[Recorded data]
++++++++

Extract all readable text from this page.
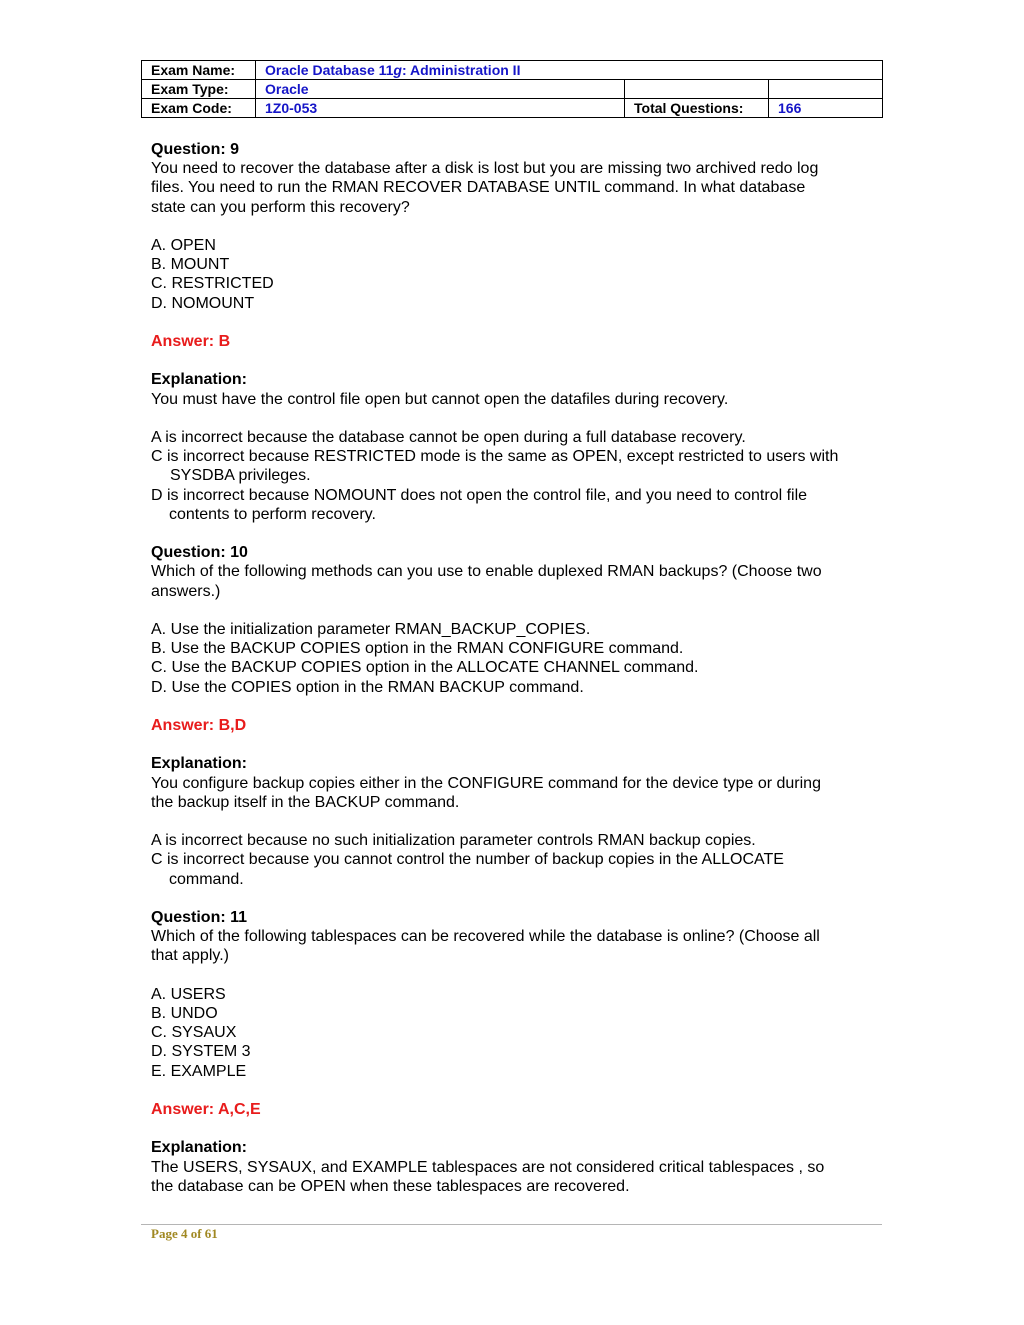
Exam Name:	Oracle Database 11g: Administration II		
Exam Type:	Oracle		
Exam Code:	1Z0-053	Total Questions:	166

Question: 9

You need to recover the database after a disk is lost but you are missing two archived redo log

files. You need to run the RMAN RECOVER DATABASE UNTIL command. In what database

state can you perform this recovery?

A. OPEN

B. MOUNT

C. RESTRICTED

D. NOMOUNT

Answer: B

Explanation:

You must have the control file open but cannot open the datafiles during recovery.

A is incorrect because the database cannot be open during a full database recovery.

C is incorrect because RESTRICTED mode is the same as OPEN, except restricted to users with

SYSDBA privileges.

D is incorrect because NOMOUNT does not open the control file, and you need to control file

contents to perform recovery.

Question: 10

Which of the following methods can you use to enable duplexed RMAN backups? (Choose two

answers.)

A. Use the initialization parameter RMAN_BACKUP_COPIES.

B. Use the BACKUP COPIES option in the RMAN CONFIGURE command.

C. Use the BACKUP COPIES option in the ALLOCATE CHANNEL command.

D. Use the COPIES option in the RMAN BACKUP command.

Answer: B,D

Explanation:

You configure backup copies either in the CONFIGURE command for the device type or during

the backup itself in the BACKUP command.

A is incorrect because no such initialization parameter controls RMAN backup copies.

C is incorrect because you cannot control the number of backup copies in the ALLOCATE

command.

Question: 11

Which of the following tablespaces can be recovered while the database is online? (Choose all

that apply.)

A. USERS

B. UNDO

C. SYSAUX

D. SYSTEM 3

E. EXAMPLE

Answer: A,C,E

Explanation:

The USERS, SYSAUX, and EXAMPLE tablespaces are not considered critical tablespaces , so

the database can be OPEN when these tablespaces are recovered.

Page 4 of 61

++++++++

## Description of the task
Scan the lines for the string "CONFIGURE". Copy out each line that matches.

## The solution
B. Use the BACKUP COPIES option in the RMAN CONFIGURE command.
You configure backup copies either in the CONFIGURE command for the device type or during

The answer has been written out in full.